*REQUIRED TASK*
Output the material below in its entirety, exactly as given.

Rows from a dataset:
──────────

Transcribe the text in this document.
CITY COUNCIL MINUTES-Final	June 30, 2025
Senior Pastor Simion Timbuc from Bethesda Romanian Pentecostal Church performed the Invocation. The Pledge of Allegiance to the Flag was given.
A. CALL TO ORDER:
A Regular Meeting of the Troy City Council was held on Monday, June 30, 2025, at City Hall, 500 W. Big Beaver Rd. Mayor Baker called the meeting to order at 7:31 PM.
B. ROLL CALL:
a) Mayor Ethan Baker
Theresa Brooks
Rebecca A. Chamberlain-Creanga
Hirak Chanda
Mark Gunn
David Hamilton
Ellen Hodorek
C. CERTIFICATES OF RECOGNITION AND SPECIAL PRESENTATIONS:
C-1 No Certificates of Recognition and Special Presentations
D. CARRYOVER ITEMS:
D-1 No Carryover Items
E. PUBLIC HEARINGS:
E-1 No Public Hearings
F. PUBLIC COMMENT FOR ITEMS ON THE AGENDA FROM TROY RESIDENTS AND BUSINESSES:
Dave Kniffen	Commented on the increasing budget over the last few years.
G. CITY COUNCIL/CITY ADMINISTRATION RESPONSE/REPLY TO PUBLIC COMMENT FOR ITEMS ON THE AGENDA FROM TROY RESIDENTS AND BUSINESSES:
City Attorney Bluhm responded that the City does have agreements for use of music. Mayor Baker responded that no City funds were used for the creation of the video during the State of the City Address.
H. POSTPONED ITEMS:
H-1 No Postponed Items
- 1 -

──────────

*SOLUTION TO THE PROBLEM*
Transcribe the text in this document.
CITY COUNCIL MINUTES-Final	June 30, 2025
Senior Pastor Simion Timbuc from Bethesda Romanian Pentecostal Church performed the Invocation. The Pledge of Allegiance to the Flag was given.
A. CALL TO ORDER:
A Regular Meeting of the Troy City Council was held on Monday, June 30, 2025, at City Hall, 500 W. Big Beaver Rd. Mayor Baker called the meeting to order at 7:31 PM.
B. ROLL CALL:
a) Mayor Ethan Baker
Theresa Brooks
Rebecca A. Chamberlain-Creanga
Hirak Chanda
Mark Gunn
David Hamilton
Ellen Hodorek
C. CERTIFICATES OF RECOGNITION AND SPECIAL PRESENTATIONS:
C-1 No Certificates of Recognition and Special Presentations
D. CARRYOVER ITEMS:
D-1 No Carryover Items
E. PUBLIC HEARINGS:
E-1 No Public Hearings
F. PUBLIC COMMENT FOR ITEMS ON THE AGENDA FROM TROY RESIDENTS AND BUSINESSES:
Dave Kniffen	Commented on the increasing budget over the last few years.
G. CITY COUNCIL/CITY ADMINISTRATION RESPONSE/REPLY TO PUBLIC COMMENT FOR ITEMS ON THE AGENDA FROM TROY RESIDENTS AND BUSINESSES:
City Attorney Bluhm responded that the City does have agreements for use of music. Mayor Baker responded that no City funds were used for the creation of the video during the State of the City Address.
H. POSTPONED ITEMS:
H-1 No Postponed Items
- 1 -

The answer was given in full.